* _JOB_
Every record should be written out exactly, with the pictures left out.

━━━━━ EXERCISE INPUT ━━━━━

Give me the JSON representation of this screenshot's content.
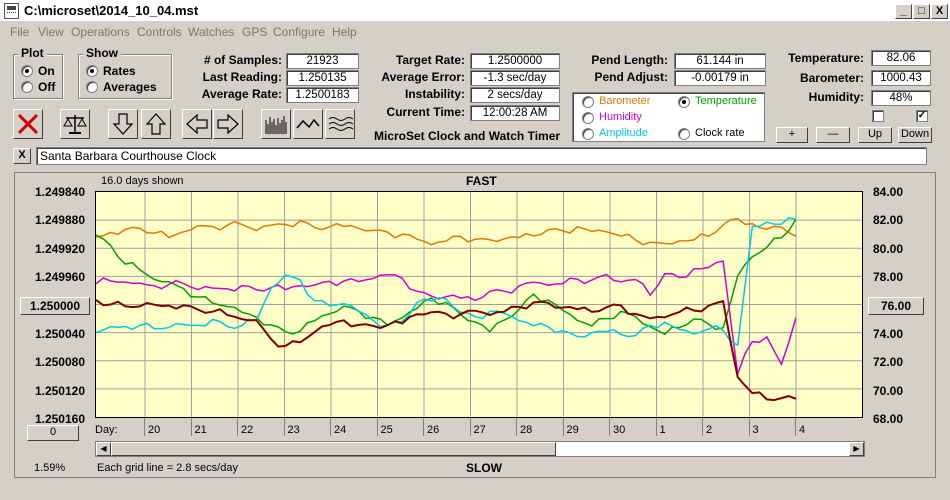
{
  "window": {
    "title": "C:\\microset\\2014_10_04.mst",
    "min": "_",
    "max": "□",
    "close": "X"
  },
  "menu": [
    "File",
    "View",
    "Operations",
    "Controls",
    "Watches",
    "GPS",
    "Configure",
    "Help"
  ],
  "plot_group": {
    "label": "Plot",
    "options": [
      "On",
      "Off"
    ],
    "selected": "On"
  },
  "show_group": {
    "label": "Show",
    "options": [
      "Rates",
      "Averages"
    ],
    "selected": "Rates"
  },
  "stats": {
    "samples_label": "# of Samples:",
    "samples": "21923",
    "last_label": "Last Reading:",
    "last": "1.250135",
    "avg_label": "Average Rate:",
    "avg": "1.2500183",
    "target_label": "Target Rate:",
    "target": "1.2500000",
    "avgerr_label": "Average Error:",
    "avgerr": "-1.3 sec/day",
    "instab_label": "Instability:",
    "instab": "2 secs/day",
    "time_label": "Current Time:",
    "time": "12:00:28 AM",
    "pendlen_label": "Pend Length:",
    "pendlen": "61.144 in",
    "pendadj_label": "Pend Adjust:",
    "pendadj": "-0.00179 in",
    "temp_label": "Temperature:",
    "temp": "82.06",
    "baro_label": "Barometer:",
    "baro": "1000.43",
    "hum_label": "Humidity:",
    "hum": "48%"
  },
  "app_caption": "MicroSet Clock and Watch Timer",
  "sensor_select": {
    "options": [
      {
        "label": "Barometer",
        "color": "#e07800",
        "selected": false
      },
      {
        "label": "Temperature",
        "color": "#00a000",
        "selected": true
      },
      {
        "label": "Humidity",
        "color": "#d000d0",
        "selected": false
      },
      {
        "label": "Amplitude",
        "color": "#00c8e8",
        "selected": false
      },
      {
        "label": "Clock rate",
        "color": "#000000",
        "selected": false
      }
    ]
  },
  "scale_buttons": {
    "plus": "+",
    "minus": "—",
    "up": "Up",
    "down": "Down"
  },
  "clock_name": "Santa Barbara Courthouse Clock",
  "clock_close": "X",
  "chart_header": {
    "days_shown": "16.0 days shown",
    "fast": "FAST",
    "slow": "SLOW",
    "grid_note": "Each grid line = 2.8 secs/day",
    "percent": "1.59%",
    "day_label": "Day:"
  },
  "left_center_button": "1.250000",
  "right_center_button": "76.00",
  "bottom_left_button": "0",
  "chart_data": {
    "type": "line",
    "x_ticks": [
      "20",
      "21",
      "22",
      "23",
      "24",
      "25",
      "26",
      "27",
      "28",
      "29",
      "30",
      "1",
      "2",
      "3",
      "4"
    ],
    "y_left_ticks": [
      "1.249840",
      "1.249880",
      "1.249920",
      "1.249960",
      "1.250040",
      "1.250080",
      "1.250120",
      "1.250160"
    ],
    "y_right_ticks": [
      "84.00",
      "82.00",
      "80.00",
      "78.00",
      "74.00",
      "72.00",
      "70.00",
      "68.00"
    ],
    "ylim_left": [
      1.25016,
      1.24984
    ],
    "ylim_right": [
      68,
      84
    ],
    "grid": true,
    "series": [
      {
        "color": "#e07800",
        "values": [
          80.8,
          81.0,
          81.2,
          81.4,
          81.2,
          80.9,
          81.2,
          81.5,
          81.4,
          81.6,
          81.8,
          81.4,
          81.7,
          81.6,
          81.8,
          81.4,
          81.6,
          81.7,
          81.5,
          81.2,
          81.0,
          80.9,
          80.7,
          80.4,
          80.6,
          80.8,
          80.5,
          80.5,
          80.7,
          80.9,
          81.0,
          81.3,
          81.1,
          81.4,
          81.2,
          81.3,
          81.0,
          80.6,
          80.3,
          80.2,
          80.5,
          80.7,
          81.0,
          81.7,
          82.0,
          81.6,
          81.3,
          81.6,
          81.0
        ]
      },
      {
        "color": "#00a000",
        "values": [
          80.8,
          80.2,
          79.0,
          78.6,
          77.8,
          77.5,
          77.0,
          76.5,
          76.2,
          76.0,
          75.5,
          75.0,
          74.4,
          74.0,
          74.2,
          75.0,
          75.4,
          75.8,
          75.4,
          75.0,
          74.6,
          75.2,
          75.8,
          76.4,
          76.0,
          75.2,
          74.8,
          74.2,
          75.0,
          75.6,
          76.6,
          76.2,
          75.6,
          75.0,
          74.6,
          75.0,
          75.4,
          75.0,
          74.4,
          74.0,
          74.5,
          75.0,
          74.5,
          74.2,
          78.0,
          79.5,
          80.2,
          80.8,
          82.0
        ]
      },
      {
        "color": "#d000d0",
        "values": [
          77.6,
          77.8,
          77.6,
          77.4,
          77.2,
          77.4,
          77.6,
          77.2,
          77.2,
          77.0,
          77.2,
          77.0,
          77.3,
          77.2,
          77.4,
          77.3,
          77.5,
          77.6,
          77.7,
          78.0,
          78.2,
          77.8,
          76.8,
          76.5,
          76.6,
          76.6,
          76.4,
          76.9,
          76.8,
          77.2,
          77.6,
          77.5,
          77.6,
          77.8,
          77.6,
          78.0,
          77.6,
          77.9,
          76.8,
          78.2,
          77.8,
          78.4,
          78.6,
          79.2,
          71.2,
          73.4,
          73.6,
          71.6,
          75.0
        ]
      },
      {
        "color": "#00c8e8",
        "values": [
          74.0,
          74.3,
          74.3,
          74.5,
          74.4,
          74.5,
          74.6,
          74.4,
          74.8,
          74.4,
          74.6,
          75.0,
          77.2,
          78.0,
          77.6,
          76.2,
          76.0,
          76.2,
          75.6,
          74.8,
          74.4,
          74.7,
          76.2,
          76.4,
          76.5,
          75.4,
          75.0,
          75.4,
          75.4,
          75.0,
          74.6,
          74.4,
          74.0,
          73.6,
          74.0,
          74.2,
          74.0,
          73.8,
          74.4,
          74.6,
          74.2,
          74.0,
          74.4,
          74.2,
          73.0,
          81.4,
          81.8,
          81.8,
          82.2
        ]
      },
      {
        "color": "#800000",
        "values": [
          76.2,
          76.0,
          76.0,
          76.0,
          76.0,
          75.8,
          75.8,
          75.6,
          75.6,
          75.4,
          75.0,
          74.8,
          73.4,
          73.0,
          73.4,
          74.2,
          74.6,
          74.8,
          74.4,
          74.4,
          74.6,
          74.8,
          75.4,
          75.4,
          75.2,
          75.2,
          75.6,
          75.4,
          75.6,
          75.8,
          76.0,
          76.0,
          75.8,
          75.8,
          75.6,
          75.8,
          75.8,
          75.2,
          75.0,
          75.2,
          75.6,
          75.6,
          75.8,
          76.1,
          70.8,
          69.8,
          69.4,
          69.4,
          69.2
        ]
      }
    ]
  }
}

━━━━━

* _FULL RESPONSE_
Give me the JSON representation of this screenshot's content.
{
  "window": {
    "title": "C:\\microset\\2014_10_04.mst",
    "min": "_",
    "max": "□",
    "close": "X"
  },
  "menu": [
    "File",
    "View",
    "Operations",
    "Controls",
    "Watches",
    "GPS",
    "Configure",
    "Help"
  ],
  "plot_group": {
    "label": "Plot",
    "options": [
      "On",
      "Off"
    ],
    "selected": "On"
  },
  "show_group": {
    "label": "Show",
    "options": [
      "Rates",
      "Averages"
    ],
    "selected": "Rates"
  },
  "stats": {
    "samples_label": "# of Samples:",
    "samples": "21923",
    "last_label": "Last Reading:",
    "last": "1.250135",
    "avg_label": "Average Rate:",
    "avg": "1.2500183",
    "target_label": "Target Rate:",
    "target": "1.2500000",
    "avgerr_label": "Average Error:",
    "avgerr": "-1.3 sec/day",
    "instab_label": "Instability:",
    "instab": "2 secs/day",
    "time_label": "Current Time:",
    "time": "12:00:28 AM",
    "pendlen_label": "Pend Length:",
    "pendlen": "61.144 in",
    "pendadj_label": "Pend Adjust:",
    "pendadj": "-0.00179 in",
    "temp_label": "Temperature:",
    "temp": "82.06",
    "baro_label": "Barometer:",
    "baro": "1000.43",
    "hum_label": "Humidity:",
    "hum": "48%"
  },
  "app_caption": "MicroSet Clock and Watch Timer",
  "sensor_select": {
    "options": [
      {
        "label": "Barometer",
        "color": "#e07800",
        "selected": false
      },
      {
        "label": "Temperature",
        "color": "#00a000",
        "selected": true
      },
      {
        "label": "Humidity",
        "color": "#d000d0",
        "selected": false
      },
      {
        "label": "Amplitude",
        "color": "#00c8e8",
        "selected": false
      },
      {
        "label": "Clock rate",
        "color": "#000000",
        "selected": false
      }
    ]
  },
  "scale_buttons": {
    "plus": "+",
    "minus": "—",
    "up": "Up",
    "down": "Down"
  },
  "clock_name": "Santa Barbara Courthouse Clock",
  "clock_close": "X",
  "chart_header": {
    "days_shown": "16.0 days shown",
    "fast": "FAST",
    "slow": "SLOW",
    "grid_note": "Each grid line = 2.8 secs/day",
    "percent": "1.59%",
    "day_label": "Day:"
  },
  "left_center_button": "1.250000",
  "right_center_button": "76.00",
  "bottom_left_button": "0",
  "chart_data": {
    "type": "line",
    "x_ticks": [
      "20",
      "21",
      "22",
      "23",
      "24",
      "25",
      "26",
      "27",
      "28",
      "29",
      "30",
      "1",
      "2",
      "3",
      "4"
    ],
    "y_left_ticks": [
      "1.249840",
      "1.249880",
      "1.249920",
      "1.249960",
      "1.250040",
      "1.250080",
      "1.250120",
      "1.250160"
    ],
    "y_right_ticks": [
      "84.00",
      "82.00",
      "80.00",
      "78.00",
      "74.00",
      "72.00",
      "70.00",
      "68.00"
    ],
    "ylim_left": [
      1.25016,
      1.24984
    ],
    "ylim_right": [
      68,
      84
    ],
    "grid": true,
    "series": [
      {
        "color": "#e07800",
        "values": [
          80.8,
          81.0,
          81.2,
          81.4,
          81.2,
          80.9,
          81.2,
          81.5,
          81.4,
          81.6,
          81.8,
          81.4,
          81.7,
          81.6,
          81.8,
          81.4,
          81.6,
          81.7,
          81.5,
          81.2,
          81.0,
          80.9,
          80.7,
          80.4,
          80.6,
          80.8,
          80.5,
          80.5,
          80.7,
          80.9,
          81.0,
          81.3,
          81.1,
          81.4,
          81.2,
          81.3,
          81.0,
          80.6,
          80.3,
          80.2,
          80.5,
          80.7,
          81.0,
          81.7,
          82.0,
          81.6,
          81.3,
          81.6,
          81.0
        ]
      },
      {
        "color": "#00a000",
        "values": [
          80.8,
          80.2,
          79.0,
          78.6,
          77.8,
          77.5,
          77.0,
          76.5,
          76.2,
          76.0,
          75.5,
          75.0,
          74.4,
          74.0,
          74.2,
          75.0,
          75.4,
          75.8,
          75.4,
          75.0,
          74.6,
          75.2,
          75.8,
          76.4,
          76.0,
          75.2,
          74.8,
          74.2,
          75.0,
          75.6,
          76.6,
          76.2,
          75.6,
          75.0,
          74.6,
          75.0,
          75.4,
          75.0,
          74.4,
          74.0,
          74.5,
          75.0,
          74.5,
          74.2,
          78.0,
          79.5,
          80.2,
          80.8,
          82.0
        ]
      },
      {
        "color": "#d000d0",
        "values": [
          77.6,
          77.8,
          77.6,
          77.4,
          77.2,
          77.4,
          77.6,
          77.2,
          77.2,
          77.0,
          77.2,
          77.0,
          77.3,
          77.2,
          77.4,
          77.3,
          77.5,
          77.6,
          77.7,
          78.0,
          78.2,
          77.8,
          76.8,
          76.5,
          76.6,
          76.6,
          76.4,
          76.9,
          76.8,
          77.2,
          77.6,
          77.5,
          77.6,
          77.8,
          77.6,
          78.0,
          77.6,
          77.9,
          76.8,
          78.2,
          77.8,
          78.4,
          78.6,
          79.2,
          71.2,
          73.4,
          73.6,
          71.6,
          75.0
        ]
      },
      {
        "color": "#00c8e8",
        "values": [
          74.0,
          74.3,
          74.3,
          74.5,
          74.4,
          74.5,
          74.6,
          74.4,
          74.8,
          74.4,
          74.6,
          75.0,
          77.2,
          78.0,
          77.6,
          76.2,
          76.0,
          76.2,
          75.6,
          74.8,
          74.4,
          74.7,
          76.2,
          76.4,
          76.5,
          75.4,
          75.0,
          75.4,
          75.4,
          75.0,
          74.6,
          74.4,
          74.0,
          73.6,
          74.0,
          74.2,
          74.0,
          73.8,
          74.4,
          74.6,
          74.2,
          74.0,
          74.4,
          74.2,
          73.0,
          81.4,
          81.8,
          81.8,
          82.2
        ]
      },
      {
        "color": "#800000",
        "values": [
          76.2,
          76.0,
          76.0,
          76.0,
          76.0,
          75.8,
          75.8,
          75.6,
          75.6,
          75.4,
          75.0,
          74.8,
          73.4,
          73.0,
          73.4,
          74.2,
          74.6,
          74.8,
          74.4,
          74.4,
          74.6,
          74.8,
          75.4,
          75.4,
          75.2,
          75.2,
          75.6,
          75.4,
          75.6,
          75.8,
          76.0,
          76.0,
          75.8,
          75.8,
          75.6,
          75.8,
          75.8,
          75.2,
          75.0,
          75.2,
          75.6,
          75.6,
          75.8,
          76.1,
          70.8,
          69.8,
          69.4,
          69.4,
          69.2
        ]
      }
    ]
  }
}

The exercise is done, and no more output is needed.